AIM
Reproduce the entries in full, with no changes.

SUPPLIED DATA
+++++

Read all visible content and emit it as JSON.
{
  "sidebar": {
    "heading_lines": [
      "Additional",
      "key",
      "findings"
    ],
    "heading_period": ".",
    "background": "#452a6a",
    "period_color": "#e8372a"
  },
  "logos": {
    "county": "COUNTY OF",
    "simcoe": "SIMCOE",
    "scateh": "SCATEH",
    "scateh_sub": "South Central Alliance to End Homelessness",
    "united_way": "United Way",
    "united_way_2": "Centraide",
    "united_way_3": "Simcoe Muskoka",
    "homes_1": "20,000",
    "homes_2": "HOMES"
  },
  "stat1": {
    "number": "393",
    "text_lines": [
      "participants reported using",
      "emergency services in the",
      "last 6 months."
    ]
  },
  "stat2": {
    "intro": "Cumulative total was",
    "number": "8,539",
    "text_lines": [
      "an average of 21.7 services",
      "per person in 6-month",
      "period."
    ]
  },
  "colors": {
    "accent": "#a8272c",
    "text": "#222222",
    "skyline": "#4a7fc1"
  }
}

+++++

TASK SOLUTION
Read all visible content and emit it as JSON.
{
  "sidebar": {
    "heading_lines": [
      "Additional",
      "key",
      "findings"
    ],
    "heading_period": ".",
    "background": "#452a6a",
    "period_color": "#e8372a"
  },
  "logos": {
    "county": "COUNTY OF",
    "simcoe": "SIMCOE",
    "scateh": "SCATEH",
    "scateh_sub": "South Central Alliance to End Homelessness",
    "united_way": "United Way",
    "united_way_2": "Centraide",
    "united_way_3": "Simcoe Muskoka",
    "homes_1": "20,000",
    "homes_2": "HOMES"
  },
  "stat1": {
    "number": "393",
    "text_lines": [
      "participants reported using",
      "emergency services in the",
      "last 6 months."
    ]
  },
  "stat2": {
    "intro": "Cumulative total was",
    "number": "8,539",
    "text_lines": [
      "an average of 21.7 services",
      "per person in 6-month",
      "period."
    ]
  },
  "colors": {
    "accent": "#a8272c",
    "text": "#222222",
    "skyline": "#4a7fc1"
  }
}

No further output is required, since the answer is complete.